WHAT THE TASK ASKS -
Repeat each line exactly as it is written.
====== SUPPLIED DATA ======
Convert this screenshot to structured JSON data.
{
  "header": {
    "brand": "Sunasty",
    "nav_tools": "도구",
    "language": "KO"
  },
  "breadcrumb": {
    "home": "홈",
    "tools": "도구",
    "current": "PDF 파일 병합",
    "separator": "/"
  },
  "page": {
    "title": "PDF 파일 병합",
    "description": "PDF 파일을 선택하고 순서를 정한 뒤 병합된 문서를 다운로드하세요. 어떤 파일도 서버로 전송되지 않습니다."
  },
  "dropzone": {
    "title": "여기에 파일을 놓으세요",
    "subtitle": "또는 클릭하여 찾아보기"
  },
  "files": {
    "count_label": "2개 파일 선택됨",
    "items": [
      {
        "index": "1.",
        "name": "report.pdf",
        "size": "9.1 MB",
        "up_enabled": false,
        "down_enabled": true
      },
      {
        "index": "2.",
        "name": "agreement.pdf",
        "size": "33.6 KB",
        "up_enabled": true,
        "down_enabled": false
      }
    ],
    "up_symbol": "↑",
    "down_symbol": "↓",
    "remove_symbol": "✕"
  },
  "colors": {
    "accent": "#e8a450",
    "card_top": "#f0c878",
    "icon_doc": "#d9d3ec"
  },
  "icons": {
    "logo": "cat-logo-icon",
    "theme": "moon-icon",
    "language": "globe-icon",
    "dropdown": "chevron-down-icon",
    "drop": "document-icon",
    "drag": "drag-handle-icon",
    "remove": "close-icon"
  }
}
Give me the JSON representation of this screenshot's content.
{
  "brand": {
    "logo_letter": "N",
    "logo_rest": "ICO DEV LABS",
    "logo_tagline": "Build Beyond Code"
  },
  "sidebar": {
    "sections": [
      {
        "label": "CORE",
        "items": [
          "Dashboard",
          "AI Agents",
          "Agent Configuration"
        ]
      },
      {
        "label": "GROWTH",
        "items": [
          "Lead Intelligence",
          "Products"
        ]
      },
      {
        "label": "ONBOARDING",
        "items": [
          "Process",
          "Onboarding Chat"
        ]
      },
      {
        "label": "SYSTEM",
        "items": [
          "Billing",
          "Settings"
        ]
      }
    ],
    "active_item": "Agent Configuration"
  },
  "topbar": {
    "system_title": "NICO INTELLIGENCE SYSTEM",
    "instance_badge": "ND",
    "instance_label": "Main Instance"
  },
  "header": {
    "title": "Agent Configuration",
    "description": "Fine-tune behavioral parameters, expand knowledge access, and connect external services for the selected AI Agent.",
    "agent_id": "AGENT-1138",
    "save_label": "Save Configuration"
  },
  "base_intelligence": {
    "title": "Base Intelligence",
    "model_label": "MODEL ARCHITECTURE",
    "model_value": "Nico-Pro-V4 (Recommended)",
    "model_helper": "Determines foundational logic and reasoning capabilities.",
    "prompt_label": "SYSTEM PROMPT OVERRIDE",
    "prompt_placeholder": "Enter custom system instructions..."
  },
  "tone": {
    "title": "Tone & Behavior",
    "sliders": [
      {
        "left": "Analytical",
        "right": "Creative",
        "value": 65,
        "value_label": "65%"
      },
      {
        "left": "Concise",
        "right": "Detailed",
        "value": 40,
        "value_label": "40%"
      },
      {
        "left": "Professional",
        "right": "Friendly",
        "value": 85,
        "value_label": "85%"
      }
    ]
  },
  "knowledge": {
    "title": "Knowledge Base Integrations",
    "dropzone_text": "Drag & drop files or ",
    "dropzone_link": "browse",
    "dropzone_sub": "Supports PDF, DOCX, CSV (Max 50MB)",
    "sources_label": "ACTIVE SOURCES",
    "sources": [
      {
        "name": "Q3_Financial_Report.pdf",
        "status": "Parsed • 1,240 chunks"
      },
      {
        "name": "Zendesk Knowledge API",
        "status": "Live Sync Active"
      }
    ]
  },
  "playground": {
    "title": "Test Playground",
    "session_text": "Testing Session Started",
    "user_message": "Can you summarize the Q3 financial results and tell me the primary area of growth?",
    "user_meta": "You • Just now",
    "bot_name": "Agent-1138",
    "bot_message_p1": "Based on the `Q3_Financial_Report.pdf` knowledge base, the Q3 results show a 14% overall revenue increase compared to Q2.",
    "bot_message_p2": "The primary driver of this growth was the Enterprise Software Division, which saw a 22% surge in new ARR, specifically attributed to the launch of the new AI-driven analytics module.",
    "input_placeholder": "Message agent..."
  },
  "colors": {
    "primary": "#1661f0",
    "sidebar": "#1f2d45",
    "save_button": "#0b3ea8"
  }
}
======
SOLUTION BELOW -
Convert this screenshot to structured JSON data.
{
  "header": {
    "brand": "Sunasty",
    "nav_tools": "도구",
    "language": "KO"
  },
  "breadcrumb": {
    "home": "홈",
    "tools": "도구",
    "current": "PDF 파일 병합",
    "separator": "/"
  },
  "page": {
    "title": "PDF 파일 병합",
    "description": "PDF 파일을 선택하고 순서를 정한 뒤 병합된 문서를 다운로드하세요. 어떤 파일도 서버로 전송되지 않습니다."
  },
  "dropzone": {
    "title": "여기에 파일을 놓으세요",
    "subtitle": "또는 클릭하여 찾아보기"
  },
  "files": {
    "count_label": "2개 파일 선택됨",
    "items": [
      {
        "index": "1.",
        "name": "report.pdf",
        "size": "9.1 MB",
        "up_enabled": false,
        "down_enabled": true
      },
      {
        "index": "2.",
        "name": "agreement.pdf",
        "size": "33.6 KB",
        "up_enabled": true,
        "down_enabled": false
      }
    ],
    "up_symbol": "↑",
    "down_symbol": "↓",
    "remove_symbol": "✕"
  },
  "colors": {
    "accent": "#e8a450",
    "card_top": "#f0c878",
    "icon_doc": "#d9d3ec"
  },
  "icons": {
    "logo": "cat-logo-icon",
    "theme": "moon-icon",
    "language": "globe-icon",
    "dropdown": "chevron-down-icon",
    "drop": "document-icon",
    "drag": "drag-handle-icon",
    "remove": "close-icon"
  }
}
Give me the JSON representation of this screenshot's content.
{
  "brand": {
    "logo_letter": "N",
    "logo_rest": "ICO DEV LABS",
    "logo_tagline": "Build Beyond Code"
  },
  "sidebar": {
    "sections": [
      {
        "label": "CORE",
        "items": [
          "Dashboard",
          "AI Agents",
          "Agent Configuration"
        ]
      },
      {
        "label": "GROWTH",
        "items": [
          "Lead Intelligence",
          "Products"
        ]
      },
      {
        "label": "ONBOARDING",
        "items": [
          "Process",
          "Onboarding Chat"
        ]
      },
      {
        "label": "SYSTEM",
        "items": [
          "Billing",
          "Settings"
        ]
      }
    ],
    "active_item": "Agent Configuration"
  },
  "topbar": {
    "system_title": "NICO INTELLIGENCE SYSTEM",
    "instance_badge": "ND",
    "instance_label": "Main Instance"
  },
  "header": {
    "title": "Agent Configuration",
    "description": "Fine-tune behavioral parameters, expand knowledge access, and connect external services for the selected AI Agent.",
    "agent_id": "AGENT-1138",
    "save_label": "Save Configuration"
  },
  "base_intelligence": {
    "title": "Base Intelligence",
    "model_label": "MODEL ARCHITECTURE",
    "model_value": "Nico-Pro-V4 (Recommended)",
    "model_helper": "Determines foundational logic and reasoning capabilities.",
    "prompt_label": "SYSTEM PROMPT OVERRIDE",
    "prompt_placeholder": "Enter custom system instructions..."
  },
  "tone": {
    "title": "Tone & Behavior",
    "sliders": [
      {
        "left": "Analytical",
        "right": "Creative",
        "value": 65,
        "value_label": "65%"
      },
      {
        "left": "Concise",
        "right": "Detailed",
        "value": 40,
        "value_label": "40%"
      },
      {
        "left": "Professional",
        "right": "Friendly",
        "value": 85,
        "value_label": "85%"
      }
    ]
  },
  "knowledge": {
    "title": "Knowledge Base Integrations",
    "dropzone_text": "Drag & drop files or ",
    "dropzone_link": "browse",
    "dropzone_sub": "Supports PDF, DOCX, CSV (Max 50MB)",
    "sources_label": "ACTIVE SOURCES",
    "sources": [
      {
        "name": "Q3_Financial_Report.pdf",
        "status": "Parsed • 1,240 chunks"
      },
      {
        "name": "Zendesk Knowledge API",
        "status": "Live Sync Active"
      }
    ]
  },
  "playground": {
    "title": "Test Playground",
    "session_text": "Testing Session Started",
    "user_message": "Can you summarize the Q3 financial results and tell me the primary area of growth?",
    "user_meta": "You • Just now",
    "bot_name": "Agent-1138",
    "bot_message_p1": "Based on the `Q3_Financial_Report.pdf` knowledge base, the Q3 results show a 14% overall revenue increase compared to Q2.",
    "bot_message_p2": "The primary driver of this growth was the Enterprise Software Division, which saw a 22% surge in new ARR, specifically attributed to the launch of the new AI-driven analytics module.",
    "input_placeholder": "Message agent..."
  },
  "colors": {
    "primary": "#1661f0",
    "sidebar": "#1f2d45",
    "save_button": "#0b3ea8"
  }
}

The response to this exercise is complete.